** Start **
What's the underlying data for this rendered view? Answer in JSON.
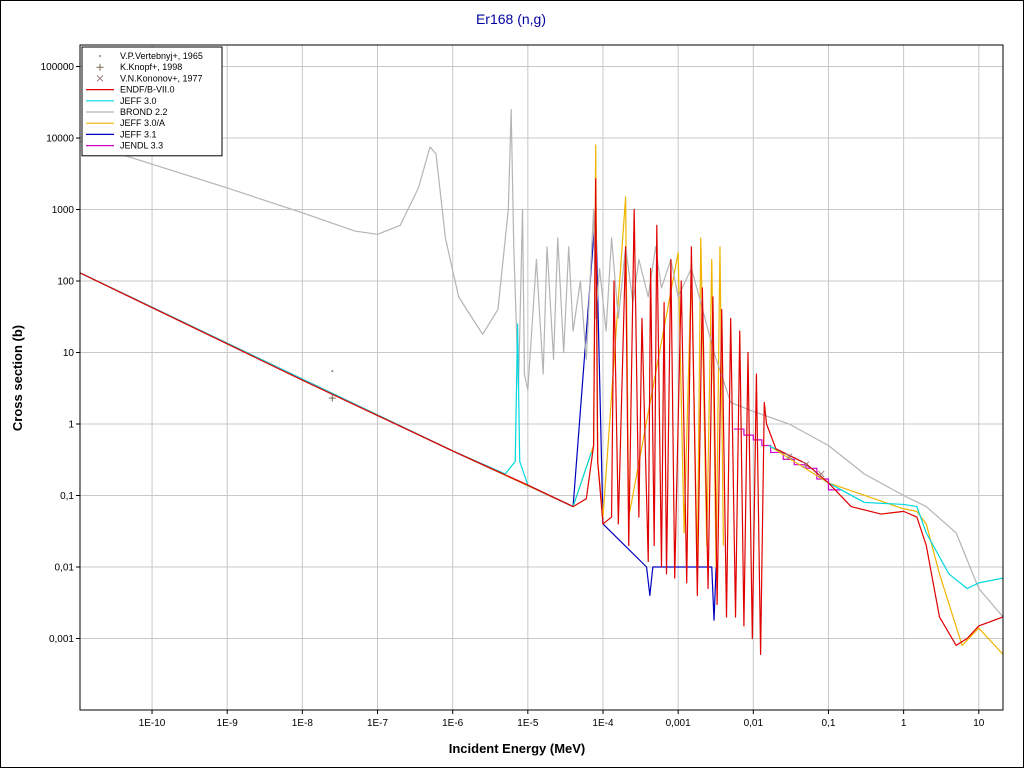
{
  "chart_data": {
    "type": "line",
    "title": "Er168 (n,g)",
    "xlabel": "Incident Energy (MeV)",
    "ylabel": "Cross section (b)",
    "xscale": "log",
    "yscale": "log",
    "grid": true,
    "legend": "upper left",
    "xlim": [
      1.1e-11,
      21
    ],
    "ylim": [
      0.0001,
      200000
    ],
    "xticks": [
      {
        "value": 1e-10,
        "label": "1E-10"
      },
      {
        "value": 1e-09,
        "label": "1E-9"
      },
      {
        "value": 1e-08,
        "label": "1E-8"
      },
      {
        "value": 1e-07,
        "label": "1E-7"
      },
      {
        "value": 1e-06,
        "label": "1E-6"
      },
      {
        "value": 1e-05,
        "label": "1E-5"
      },
      {
        "value": 0.0001,
        "label": "1E-4"
      },
      {
        "value": 0.001,
        "label": "0,001"
      },
      {
        "value": 0.01,
        "label": "0,01"
      },
      {
        "value": 0.1,
        "label": "0,1"
      },
      1,
      10
    ],
    "yticks": [
      {
        "value": 0.001,
        "label": "0,001"
      },
      {
        "value": 0.01,
        "label": "0,01"
      },
      {
        "value": 0.1,
        "label": "0,1"
      },
      1,
      10,
      100,
      1000,
      10000,
      100000
    ],
    "series": [
      {
        "name": "V.P.Vertebnyj+, 1965",
        "type": "scatter",
        "marker": "dot",
        "color": "#808080",
        "x": [
          2.5e-08
        ],
        "values": [
          5.5
        ]
      },
      {
        "name": "K.Knopf+, 1998",
        "type": "scatter",
        "marker": "plus",
        "color": "#7a6a50",
        "x": [
          2.5e-08
        ],
        "values": [
          2.3
        ]
      },
      {
        "name": "V.N.Kononov+, 1977",
        "type": "scatter",
        "marker": "cross",
        "color": "#a08080",
        "x": [
          0.03,
          0.05,
          0.08
        ],
        "values": [
          0.35,
          0.27,
          0.2
        ]
      },
      {
        "name": "ENDF/B-VII.0",
        "type": "line",
        "color": "#e00000",
        "x": [
          1.1e-11,
          1e-08,
          1e-06,
          1e-05,
          4e-05,
          6e-05,
          7.5e-05,
          8e-05,
          8.5e-05,
          0.0001,
          0.00013,
          0.00014,
          0.00016,
          0.0002,
          0.00022,
          0.00026,
          0.0003,
          0.00033,
          0.0004,
          0.00043,
          0.00048,
          0.00052,
          0.0006,
          0.00065,
          0.0007,
          0.0008,
          0.0009,
          0.0011,
          0.0013,
          0.0015,
          0.0018,
          0.0021,
          0.0025,
          0.0029,
          0.0033,
          0.0038,
          0.0044,
          0.005,
          0.0058,
          0.0066,
          0.0075,
          0.0085,
          0.0097,
          0.011,
          0.0125,
          0.014,
          0.015,
          0.02,
          0.05,
          0.1,
          0.2,
          0.5,
          1,
          1.5,
          2,
          3,
          5,
          7,
          10,
          21
        ],
        "values": [
          130,
          4.1,
          0.42,
          0.14,
          0.07,
          0.09,
          0.5,
          2700,
          0.3,
          0.04,
          0.05,
          100,
          0.04,
          300,
          0.02,
          1000,
          0.05,
          30,
          0.012,
          150,
          0.02,
          600,
          0.01,
          50,
          0.008,
          200,
          0.007,
          100,
          0.006,
          300,
          0.004,
          80,
          0.005,
          60,
          0.003,
          40,
          0.002,
          30,
          0.002,
          20,
          0.0015,
          10,
          0.001,
          5,
          0.0006,
          2,
          1,
          0.45,
          0.28,
          0.15,
          0.07,
          0.055,
          0.06,
          0.05,
          0.02,
          0.002,
          0.0008,
          0.001,
          0.0015,
          0.002
        ]
      },
      {
        "name": "JEFF 3.0",
        "type": "line",
        "color": "#00d8e0",
        "x": [
          1.1e-11,
          1e-06,
          5e-06,
          6.8e-06,
          7.3e-06,
          7.8e-06,
          1e-05,
          4e-05,
          7e-05,
          0.0001,
          0.016,
          0.05,
          0.1,
          0.3,
          1,
          1.5,
          2,
          4,
          7,
          10,
          21
        ],
        "values": [
          130,
          0.42,
          0.2,
          0.3,
          25,
          0.3,
          0.14,
          0.07,
          0.4,
          null,
          0.5,
          0.28,
          0.15,
          0.08,
          0.075,
          0.07,
          0.03,
          0.008,
          0.005,
          0.006,
          0.007
        ]
      },
      {
        "name": "BROND 2.2",
        "type": "line",
        "color": "#b4b4b4",
        "x": [
          1.1e-11,
          1e-09,
          1e-08,
          5e-08,
          1e-07,
          2e-07,
          3.5e-07,
          5e-07,
          6e-07,
          8e-07,
          1.2e-06,
          2.5e-06,
          4e-06,
          5.5e-06,
          6e-06,
          6.5e-06,
          7.5e-06,
          8.5e-06,
          9e-06,
          1e-05,
          1.3e-05,
          1.6e-05,
          1.8e-05,
          2.2e-05,
          2.5e-05,
          3e-05,
          3.5e-05,
          4e-05,
          5e-05,
          6e-05,
          7.5e-05,
          8e-05,
          9e-05,
          0.00011,
          0.00013,
          0.00016,
          0.0002,
          0.00025,
          0.0003,
          0.0004,
          0.0005,
          0.0006,
          0.0008,
          0.001,
          0.0015,
          0.002,
          0.003,
          0.005,
          0.01,
          0.03,
          0.1,
          0.3,
          1,
          2,
          5,
          10,
          21
        ],
        "values": [
          9000,
          2000,
          900,
          500,
          450,
          600,
          2000,
          7500,
          6000,
          400,
          60,
          18,
          40,
          1000,
          25000,
          300,
          3,
          1000,
          5,
          3,
          200,
          5,
          300,
          8,
          400,
          10,
          300,
          20,
          100,
          8,
          1000,
          30,
          150,
          20,
          400,
          30,
          300,
          50,
          200,
          60,
          300,
          80,
          200,
          60,
          150,
          50,
          10,
          2,
          1.5,
          1,
          0.5,
          0.2,
          0.1,
          0.07,
          0.03,
          0.005,
          0.002
        ]
      },
      {
        "name": "JEFF 3.0/A",
        "type": "line",
        "color": "#f0b400",
        "x": [
          1.1e-11,
          1e-06,
          4e-05,
          7.5e-05,
          8e-05,
          8.5e-05,
          0.0001,
          0.0002,
          0.00022,
          0.001,
          0.0012,
          0.0015,
          0.0018,
          0.002,
          0.0024,
          0.0028,
          0.0032,
          0.0036,
          0.004,
          0.0045,
          0.016,
          0.1,
          1,
          1.5,
          2,
          3,
          6,
          10,
          21
        ],
        "values": [
          130,
          0.42,
          0.07,
          0.5,
          8000,
          0.3,
          0.05,
          1500,
          0.05,
          250,
          0.03,
          150,
          0.01,
          400,
          0.02,
          200,
          0.01,
          300,
          0.02,
          null,
          0.5,
          0.15,
          0.065,
          0.06,
          0.04,
          0.008,
          0.0008,
          0.0014,
          0.0006
        ]
      },
      {
        "name": "JEFF 3.1",
        "type": "line",
        "color": "#0000c0",
        "x": [
          1.1e-11,
          1e-06,
          4e-05,
          8e-05,
          0.0001,
          0.00038,
          0.00042,
          0.00046,
          0.0028,
          0.003,
          0.0032
        ],
        "values": [
          130,
          0.42,
          0.07,
          1000,
          0.04,
          0.01,
          0.004,
          0.01,
          0.01,
          0.0018,
          0.01
        ]
      },
      {
        "name": "JENDL 3.3",
        "type": "line",
        "color": "#d000d0",
        "x": [
          1.1e-11,
          1e-06,
          4e-05,
          5e-05,
          0.0055,
          0.0075,
          0.0075,
          0.01,
          0.01,
          0.013,
          0.013,
          0.017,
          0.017,
          0.025,
          0.025,
          0.035,
          0.035,
          0.05,
          0.05,
          0.07,
          0.07,
          0.1,
          0.1,
          0.15
        ],
        "values": [
          130,
          0.42,
          0.07,
          null,
          0.85,
          0.85,
          0.7,
          0.7,
          0.6,
          0.6,
          0.5,
          0.5,
          0.4,
          0.4,
          0.32,
          0.32,
          0.27,
          0.27,
          0.24,
          0.24,
          0.17,
          0.17,
          0.12,
          0.12
        ]
      }
    ]
  }
}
** End **
Task: Return every line from the records above that holds the word "color".

Exercise result:
        "color": "#808080",
        "color": "#7a6a50",
        "color": "#a08080",
        "color": "#e00000",
        "color": "#00d8e0",
        "color": "#b4b4b4",
        "color": "#f0b400",
        "color": "#0000c0",
        "color": "#d000d0",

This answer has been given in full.